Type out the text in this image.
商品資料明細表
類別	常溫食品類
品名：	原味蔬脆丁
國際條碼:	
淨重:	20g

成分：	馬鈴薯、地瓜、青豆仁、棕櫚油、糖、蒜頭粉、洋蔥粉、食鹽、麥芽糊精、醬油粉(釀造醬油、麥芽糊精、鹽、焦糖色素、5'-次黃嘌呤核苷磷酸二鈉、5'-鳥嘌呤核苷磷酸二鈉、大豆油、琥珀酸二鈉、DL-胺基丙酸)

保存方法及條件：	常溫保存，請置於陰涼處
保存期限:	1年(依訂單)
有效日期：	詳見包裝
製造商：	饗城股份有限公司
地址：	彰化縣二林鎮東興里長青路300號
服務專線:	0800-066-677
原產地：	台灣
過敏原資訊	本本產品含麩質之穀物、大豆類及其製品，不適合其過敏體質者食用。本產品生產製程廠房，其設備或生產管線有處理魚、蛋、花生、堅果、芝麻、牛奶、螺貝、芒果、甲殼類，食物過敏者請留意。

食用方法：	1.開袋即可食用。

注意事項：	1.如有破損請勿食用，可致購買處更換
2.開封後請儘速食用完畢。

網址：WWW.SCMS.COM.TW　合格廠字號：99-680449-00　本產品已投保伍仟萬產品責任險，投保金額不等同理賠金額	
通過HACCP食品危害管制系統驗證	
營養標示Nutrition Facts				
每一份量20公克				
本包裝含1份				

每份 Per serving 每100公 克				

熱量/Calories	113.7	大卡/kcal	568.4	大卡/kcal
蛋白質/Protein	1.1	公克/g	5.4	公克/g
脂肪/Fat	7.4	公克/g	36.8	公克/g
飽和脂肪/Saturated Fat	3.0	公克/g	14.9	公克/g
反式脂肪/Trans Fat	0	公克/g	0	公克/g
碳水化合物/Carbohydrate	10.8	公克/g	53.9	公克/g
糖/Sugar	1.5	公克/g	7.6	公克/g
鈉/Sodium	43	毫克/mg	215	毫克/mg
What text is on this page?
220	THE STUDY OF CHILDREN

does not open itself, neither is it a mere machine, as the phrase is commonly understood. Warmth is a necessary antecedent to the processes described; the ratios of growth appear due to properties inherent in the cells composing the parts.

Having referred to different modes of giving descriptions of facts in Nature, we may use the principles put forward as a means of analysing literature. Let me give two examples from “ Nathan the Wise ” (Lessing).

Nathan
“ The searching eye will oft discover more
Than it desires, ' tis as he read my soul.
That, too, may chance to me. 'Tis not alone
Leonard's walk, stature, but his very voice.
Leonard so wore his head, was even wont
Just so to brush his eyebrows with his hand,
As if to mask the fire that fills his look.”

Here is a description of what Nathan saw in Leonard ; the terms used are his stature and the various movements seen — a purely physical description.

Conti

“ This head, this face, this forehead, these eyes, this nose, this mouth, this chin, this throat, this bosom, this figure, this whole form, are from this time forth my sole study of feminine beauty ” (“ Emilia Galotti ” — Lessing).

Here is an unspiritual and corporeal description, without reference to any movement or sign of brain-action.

ACTION ITEM →
Every entry above should be returned exactly as written.

TASK ANSWER →
Type out the text in this image.
商品資料明細表
類別	常溫食品類
品名：	原味蔬脆丁
國際條碼:	
淨重:	20g

成分：	馬鈴薯、地瓜、青豆仁、棕櫚油、糖、蒜頭粉、洋蔥粉、食鹽、麥芽糊精、醬油粉(釀造醬油、麥芽糊精、鹽、焦糖色素、5'-次黃嘌呤核苷磷酸二鈉、5'-鳥嘌呤核苷磷酸二鈉、大豆油、琥珀酸二鈉、DL-胺基丙酸)

保存方法及條件：	常溫保存，請置於陰涼處
保存期限:	1年(依訂單)
有效日期：	詳見包裝
製造商：	饗城股份有限公司
地址：	彰化縣二林鎮東興里長青路300號
服務專線:	0800-066-677
原產地：	台灣
過敏原資訊	本本產品含麩質之穀物、大豆類及其製品，不適合其過敏體質者食用。本產品生產製程廠房，其設備或生產管線有處理魚、蛋、花生、堅果、芝麻、牛奶、螺貝、芒果、甲殼類，食物過敏者請留意。

食用方法：	1.開袋即可食用。

注意事項：	1.如有破損請勿食用，可致購買處更換
2.開封後請儘速食用完畢。

網址：WWW.SCMS.COM.TW　合格廠字號：99-680449-00　本產品已投保伍仟萬產品責任險，投保金額不等同理賠金額	
通過HACCP食品危害管制系統驗證	
營養標示Nutrition Facts				
每一份量20公克				
本包裝含1份				

每份 Per serving 每100公 克				

熱量/Calories	113.7	大卡/kcal	568.4	大卡/kcal
蛋白質/Protein	1.1	公克/g	5.4	公克/g
脂肪/Fat	7.4	公克/g	36.8	公克/g
飽和脂肪/Saturated Fat	3.0	公克/g	14.9	公克/g
反式脂肪/Trans Fat	0	公克/g	0	公克/g
碳水化合物/Carbohydrate	10.8	公克/g	53.9	公克/g
糖/Sugar	1.5	公克/g	7.6	公克/g
鈉/Sodium	43	毫克/mg	215	毫克/mg
What text is on this page?
220	THE STUDY OF CHILDREN

does not open itself, neither is it a mere machine, as the phrase is commonly understood. Warmth is a necessary antecedent to the processes described; the ratios of growth appear due to properties inherent in the cells composing the parts.

Having referred to different modes of giving descriptions of facts in Nature, we may use the principles put forward as a means of analysing literature. Let me give two examples from “ Nathan the Wise ” (Lessing).

Nathan
“ The searching eye will oft discover more
Than it desires, ' tis as he read my soul.
That, too, may chance to me. 'Tis not alone
Leonard's walk, stature, but his very voice.
Leonard so wore his head, was even wont
Just so to brush his eyebrows with his hand,
As if to mask the fire that fills his look.”

Here is a description of what Nathan saw in Leonard ; the terms used are his stature and the various movements seen — a purely physical description.

Conti

“ This head, this face, this forehead, these eyes, this nose, this mouth, this chin, this throat, this bosom, this figure, this whole form, are from this time forth my sole study of feminine beauty ” (“ Emilia Galotti ” — Lessing).

Here is an unspiritual and corporeal description, without reference to any movement or sign of brain-action.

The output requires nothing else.